§ Set problem: Which lines in the records below contain the word "this"? Copy each one out.

Structured figure records
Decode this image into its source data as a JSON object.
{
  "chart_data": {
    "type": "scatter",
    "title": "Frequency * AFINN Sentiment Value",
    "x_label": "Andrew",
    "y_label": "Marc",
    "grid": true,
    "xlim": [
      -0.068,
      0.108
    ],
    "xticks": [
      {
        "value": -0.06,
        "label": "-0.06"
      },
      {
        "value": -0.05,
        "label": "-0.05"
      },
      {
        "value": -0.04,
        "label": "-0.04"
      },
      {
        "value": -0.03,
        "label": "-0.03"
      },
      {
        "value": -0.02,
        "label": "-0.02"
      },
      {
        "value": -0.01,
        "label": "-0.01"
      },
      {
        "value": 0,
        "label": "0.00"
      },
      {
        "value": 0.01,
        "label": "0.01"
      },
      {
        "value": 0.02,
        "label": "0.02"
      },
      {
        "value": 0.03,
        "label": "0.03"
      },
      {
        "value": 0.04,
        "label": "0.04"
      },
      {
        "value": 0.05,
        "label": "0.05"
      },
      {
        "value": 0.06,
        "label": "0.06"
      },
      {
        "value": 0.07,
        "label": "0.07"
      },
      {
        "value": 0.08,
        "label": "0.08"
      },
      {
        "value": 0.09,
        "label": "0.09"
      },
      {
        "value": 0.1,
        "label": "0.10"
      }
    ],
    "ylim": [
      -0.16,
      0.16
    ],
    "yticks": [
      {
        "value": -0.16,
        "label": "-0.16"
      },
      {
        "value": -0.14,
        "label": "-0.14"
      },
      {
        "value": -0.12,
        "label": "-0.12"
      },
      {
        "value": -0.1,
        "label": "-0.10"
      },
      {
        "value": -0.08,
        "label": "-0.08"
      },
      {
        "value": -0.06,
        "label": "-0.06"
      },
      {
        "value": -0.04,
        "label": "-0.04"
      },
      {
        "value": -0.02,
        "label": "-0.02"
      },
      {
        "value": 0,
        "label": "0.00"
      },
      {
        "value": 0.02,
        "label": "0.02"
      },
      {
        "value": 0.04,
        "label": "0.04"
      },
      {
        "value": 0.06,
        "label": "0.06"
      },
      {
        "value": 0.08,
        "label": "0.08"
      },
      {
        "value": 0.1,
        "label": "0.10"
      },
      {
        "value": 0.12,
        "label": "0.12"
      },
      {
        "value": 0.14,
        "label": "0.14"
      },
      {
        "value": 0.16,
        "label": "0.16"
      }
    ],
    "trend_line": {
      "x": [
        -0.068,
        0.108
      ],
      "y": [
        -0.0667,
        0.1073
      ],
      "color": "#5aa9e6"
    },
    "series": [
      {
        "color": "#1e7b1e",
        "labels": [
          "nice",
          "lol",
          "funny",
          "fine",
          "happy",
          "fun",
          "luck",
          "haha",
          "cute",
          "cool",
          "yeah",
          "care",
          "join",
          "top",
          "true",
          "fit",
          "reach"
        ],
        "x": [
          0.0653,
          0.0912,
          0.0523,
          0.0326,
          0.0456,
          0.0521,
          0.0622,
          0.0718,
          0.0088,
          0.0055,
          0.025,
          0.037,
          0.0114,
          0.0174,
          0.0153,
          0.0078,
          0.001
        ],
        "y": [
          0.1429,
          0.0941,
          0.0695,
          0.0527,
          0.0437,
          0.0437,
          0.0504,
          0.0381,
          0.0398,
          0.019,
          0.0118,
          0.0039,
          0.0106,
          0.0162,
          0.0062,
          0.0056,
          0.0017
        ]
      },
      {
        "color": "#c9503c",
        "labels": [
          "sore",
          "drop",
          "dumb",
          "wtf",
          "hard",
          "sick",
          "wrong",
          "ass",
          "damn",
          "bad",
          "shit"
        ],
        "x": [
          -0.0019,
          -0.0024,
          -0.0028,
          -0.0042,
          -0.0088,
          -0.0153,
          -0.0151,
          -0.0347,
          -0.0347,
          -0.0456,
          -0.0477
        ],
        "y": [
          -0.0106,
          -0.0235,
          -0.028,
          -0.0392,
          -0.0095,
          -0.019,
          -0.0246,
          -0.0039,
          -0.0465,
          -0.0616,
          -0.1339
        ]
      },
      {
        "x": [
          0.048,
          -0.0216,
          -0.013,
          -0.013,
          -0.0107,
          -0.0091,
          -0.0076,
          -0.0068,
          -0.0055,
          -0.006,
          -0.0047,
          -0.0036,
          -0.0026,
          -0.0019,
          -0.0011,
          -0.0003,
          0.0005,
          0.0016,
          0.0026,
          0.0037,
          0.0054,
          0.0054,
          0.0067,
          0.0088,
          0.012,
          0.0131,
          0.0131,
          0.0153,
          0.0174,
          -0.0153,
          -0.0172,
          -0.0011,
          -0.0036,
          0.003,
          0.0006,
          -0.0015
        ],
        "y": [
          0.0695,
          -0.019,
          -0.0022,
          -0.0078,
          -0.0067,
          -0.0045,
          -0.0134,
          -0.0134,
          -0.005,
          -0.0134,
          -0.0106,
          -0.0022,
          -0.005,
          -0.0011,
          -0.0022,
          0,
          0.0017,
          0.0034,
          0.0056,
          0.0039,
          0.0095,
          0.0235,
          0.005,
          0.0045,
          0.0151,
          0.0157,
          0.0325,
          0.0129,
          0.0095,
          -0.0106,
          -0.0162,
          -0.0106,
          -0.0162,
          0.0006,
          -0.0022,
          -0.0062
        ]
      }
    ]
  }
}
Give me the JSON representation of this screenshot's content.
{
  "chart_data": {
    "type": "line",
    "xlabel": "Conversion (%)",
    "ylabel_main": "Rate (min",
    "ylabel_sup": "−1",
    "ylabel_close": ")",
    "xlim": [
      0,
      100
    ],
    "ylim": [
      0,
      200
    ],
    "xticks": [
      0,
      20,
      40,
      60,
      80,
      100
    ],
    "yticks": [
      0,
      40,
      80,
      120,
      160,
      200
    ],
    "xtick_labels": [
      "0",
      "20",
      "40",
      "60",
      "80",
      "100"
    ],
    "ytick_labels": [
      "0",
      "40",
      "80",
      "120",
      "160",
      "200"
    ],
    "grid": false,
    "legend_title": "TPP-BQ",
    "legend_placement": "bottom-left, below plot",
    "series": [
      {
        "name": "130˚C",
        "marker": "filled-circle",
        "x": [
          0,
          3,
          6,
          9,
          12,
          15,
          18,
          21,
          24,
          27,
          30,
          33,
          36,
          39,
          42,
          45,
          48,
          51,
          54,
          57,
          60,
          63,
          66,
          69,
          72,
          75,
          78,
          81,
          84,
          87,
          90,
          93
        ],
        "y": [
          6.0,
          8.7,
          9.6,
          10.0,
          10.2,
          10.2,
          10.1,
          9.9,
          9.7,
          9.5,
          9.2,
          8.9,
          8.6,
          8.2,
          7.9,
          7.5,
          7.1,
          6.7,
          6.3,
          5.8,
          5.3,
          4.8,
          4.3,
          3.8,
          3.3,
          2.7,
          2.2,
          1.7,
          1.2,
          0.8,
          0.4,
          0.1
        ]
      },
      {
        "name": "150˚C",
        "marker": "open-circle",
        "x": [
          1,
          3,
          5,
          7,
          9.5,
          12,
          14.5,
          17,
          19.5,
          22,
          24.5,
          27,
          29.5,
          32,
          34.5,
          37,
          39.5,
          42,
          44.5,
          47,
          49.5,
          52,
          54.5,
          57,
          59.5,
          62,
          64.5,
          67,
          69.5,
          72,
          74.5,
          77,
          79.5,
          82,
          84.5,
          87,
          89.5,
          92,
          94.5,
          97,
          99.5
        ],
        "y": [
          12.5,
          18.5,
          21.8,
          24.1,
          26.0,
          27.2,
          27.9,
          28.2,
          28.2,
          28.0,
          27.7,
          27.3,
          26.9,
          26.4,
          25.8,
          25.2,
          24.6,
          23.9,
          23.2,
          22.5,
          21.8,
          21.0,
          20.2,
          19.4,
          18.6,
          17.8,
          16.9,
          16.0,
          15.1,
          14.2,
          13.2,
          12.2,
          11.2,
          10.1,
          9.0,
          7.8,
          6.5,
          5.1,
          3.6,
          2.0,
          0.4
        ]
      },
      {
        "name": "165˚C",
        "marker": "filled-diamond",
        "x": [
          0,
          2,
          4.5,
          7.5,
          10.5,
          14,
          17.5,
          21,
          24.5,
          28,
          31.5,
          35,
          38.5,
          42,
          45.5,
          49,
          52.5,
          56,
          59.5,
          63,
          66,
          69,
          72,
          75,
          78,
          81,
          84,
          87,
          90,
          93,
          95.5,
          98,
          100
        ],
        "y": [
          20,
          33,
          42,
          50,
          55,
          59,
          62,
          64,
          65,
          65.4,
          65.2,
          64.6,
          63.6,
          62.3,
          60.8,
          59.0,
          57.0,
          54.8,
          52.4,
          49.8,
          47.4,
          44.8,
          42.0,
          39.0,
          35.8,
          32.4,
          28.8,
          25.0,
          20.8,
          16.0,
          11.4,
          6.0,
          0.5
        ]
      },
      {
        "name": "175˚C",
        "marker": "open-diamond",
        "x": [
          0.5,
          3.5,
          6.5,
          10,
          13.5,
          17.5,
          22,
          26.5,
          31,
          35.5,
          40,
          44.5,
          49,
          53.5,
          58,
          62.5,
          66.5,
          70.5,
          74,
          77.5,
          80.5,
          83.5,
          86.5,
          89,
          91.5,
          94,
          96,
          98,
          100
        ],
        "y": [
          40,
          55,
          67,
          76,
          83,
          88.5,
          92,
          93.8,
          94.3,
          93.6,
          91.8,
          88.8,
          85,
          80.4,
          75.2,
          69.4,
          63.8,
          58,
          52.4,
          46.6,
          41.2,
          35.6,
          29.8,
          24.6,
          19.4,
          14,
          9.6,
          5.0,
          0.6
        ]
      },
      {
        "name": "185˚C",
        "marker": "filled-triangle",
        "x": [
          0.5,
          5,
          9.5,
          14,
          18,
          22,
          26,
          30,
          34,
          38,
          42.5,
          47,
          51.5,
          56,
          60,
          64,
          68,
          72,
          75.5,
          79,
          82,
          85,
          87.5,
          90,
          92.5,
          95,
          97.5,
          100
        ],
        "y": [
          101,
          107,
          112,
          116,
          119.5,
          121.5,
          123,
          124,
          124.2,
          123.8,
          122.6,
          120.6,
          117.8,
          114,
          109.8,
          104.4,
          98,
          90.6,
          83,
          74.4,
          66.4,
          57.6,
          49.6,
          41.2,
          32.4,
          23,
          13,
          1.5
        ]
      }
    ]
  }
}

§ Task answer:
Decode this image into its source data as a JSON object.
Give me the JSON representation of this screenshot's content.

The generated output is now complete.